▸ EXERCISE PROMPT: Omit all pictures, then retype exactly the lines from the one that contains "Convert this document image to plain text." through the end of the listing.

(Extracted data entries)
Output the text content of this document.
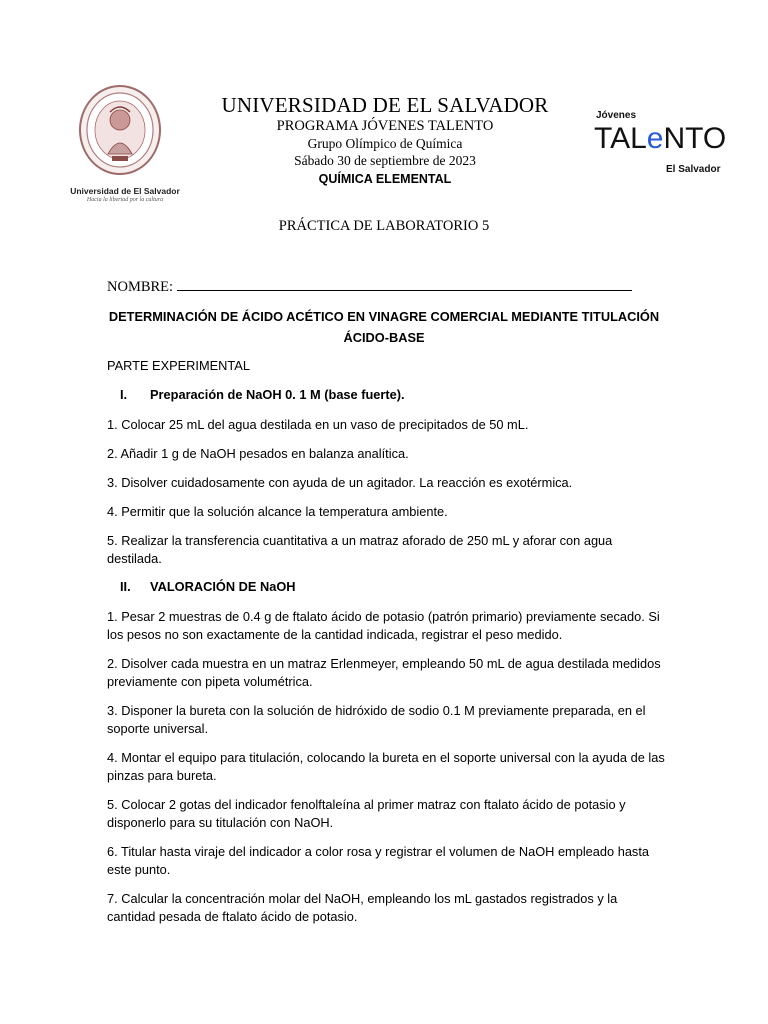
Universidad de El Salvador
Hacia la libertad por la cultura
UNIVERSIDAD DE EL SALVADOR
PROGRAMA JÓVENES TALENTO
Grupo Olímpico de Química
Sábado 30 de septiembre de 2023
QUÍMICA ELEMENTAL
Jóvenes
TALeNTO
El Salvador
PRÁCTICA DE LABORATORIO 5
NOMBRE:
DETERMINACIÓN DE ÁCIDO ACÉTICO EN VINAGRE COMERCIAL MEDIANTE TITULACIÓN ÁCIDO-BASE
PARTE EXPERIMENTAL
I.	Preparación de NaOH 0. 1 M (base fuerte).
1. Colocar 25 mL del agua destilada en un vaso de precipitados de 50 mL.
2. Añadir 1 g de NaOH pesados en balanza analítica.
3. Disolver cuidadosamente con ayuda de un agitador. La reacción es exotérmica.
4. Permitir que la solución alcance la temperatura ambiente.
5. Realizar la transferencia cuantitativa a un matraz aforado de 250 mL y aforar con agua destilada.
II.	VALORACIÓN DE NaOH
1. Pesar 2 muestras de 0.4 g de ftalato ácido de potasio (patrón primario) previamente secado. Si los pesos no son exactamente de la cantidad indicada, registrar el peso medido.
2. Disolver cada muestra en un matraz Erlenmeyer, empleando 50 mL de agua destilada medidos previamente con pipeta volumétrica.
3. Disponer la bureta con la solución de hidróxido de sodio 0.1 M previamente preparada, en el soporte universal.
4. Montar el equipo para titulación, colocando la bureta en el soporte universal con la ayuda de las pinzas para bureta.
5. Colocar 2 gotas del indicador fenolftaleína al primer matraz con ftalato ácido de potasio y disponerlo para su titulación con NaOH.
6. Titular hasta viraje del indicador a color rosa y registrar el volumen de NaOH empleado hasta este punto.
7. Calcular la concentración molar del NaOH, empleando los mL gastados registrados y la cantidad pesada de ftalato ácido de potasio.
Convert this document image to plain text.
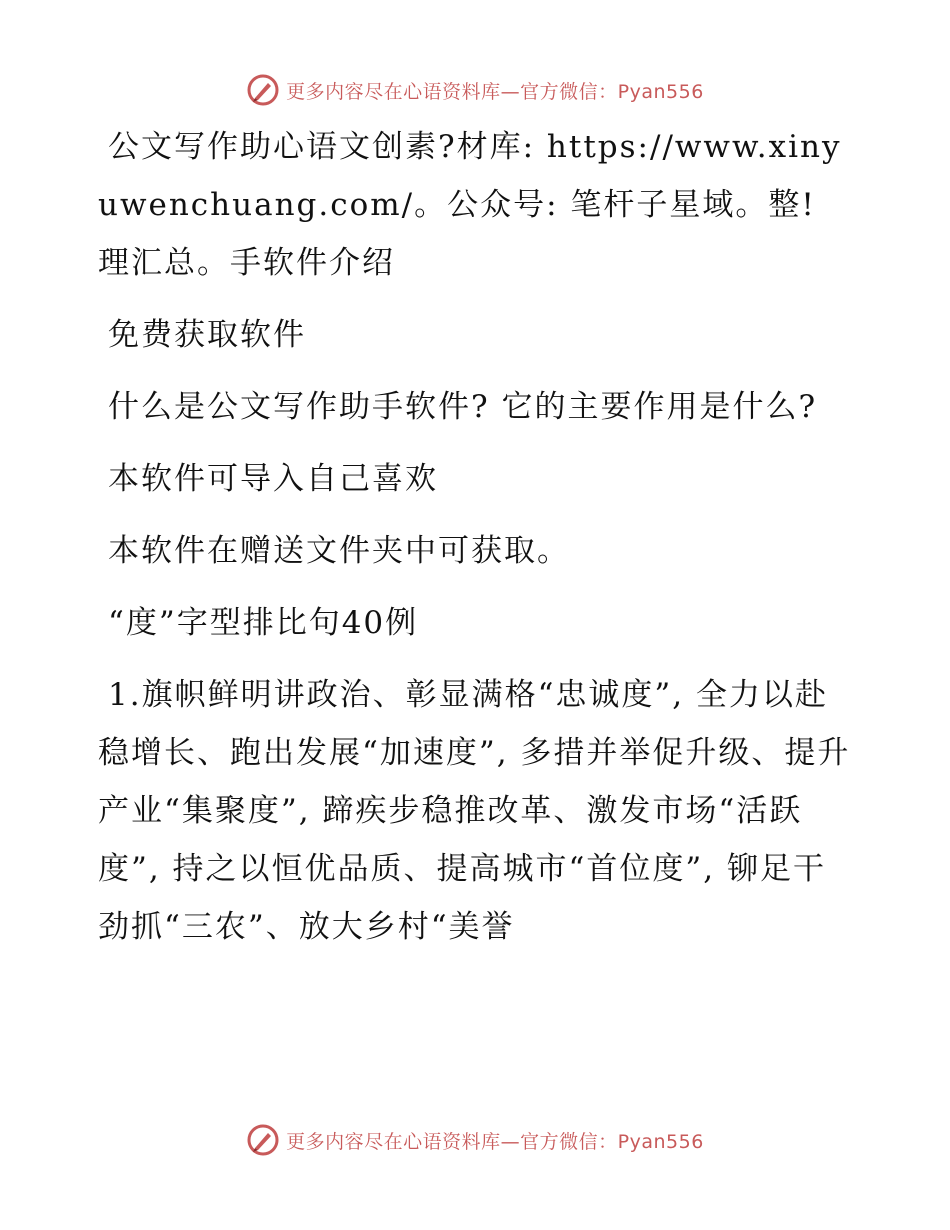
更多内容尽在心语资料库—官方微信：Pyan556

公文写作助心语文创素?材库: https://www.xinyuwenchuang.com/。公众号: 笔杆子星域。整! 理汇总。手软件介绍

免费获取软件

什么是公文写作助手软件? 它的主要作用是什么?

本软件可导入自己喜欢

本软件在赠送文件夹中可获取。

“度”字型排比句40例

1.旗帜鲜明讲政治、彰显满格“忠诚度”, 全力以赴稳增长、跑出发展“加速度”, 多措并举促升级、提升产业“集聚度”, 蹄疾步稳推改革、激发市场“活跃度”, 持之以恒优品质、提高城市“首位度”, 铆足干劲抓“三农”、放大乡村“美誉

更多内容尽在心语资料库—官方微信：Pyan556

▸ RESULT OF THIS TASK:
Convert this document image to plain text.
更多内容尽在心语资料库—官方微信：Pyan556

公文写作助心语文创素?材库: https://www.xinyuwenchuang.com/。公众号: 笔杆子星域。整! 理汇总。手软件介绍

免费获取软件

什么是公文写作助手软件? 它的主要作用是什么?

本软件可导入自己喜欢

本软件在赠送文件夹中可获取。

“度”字型排比句40例

1.旗帜鲜明讲政治、彰显满格“忠诚度”, 全力以赴稳增长、跑出发展“加速度”, 多措并举促升级、提升产业“集聚度”, 蹄疾步稳推改革、激发市场“活跃度”, 持之以恒优品质、提高城市“首位度”, 铆足干劲抓“三农”、放大乡村“美誉

更多内容尽在心语资料库—官方微信：Pyan556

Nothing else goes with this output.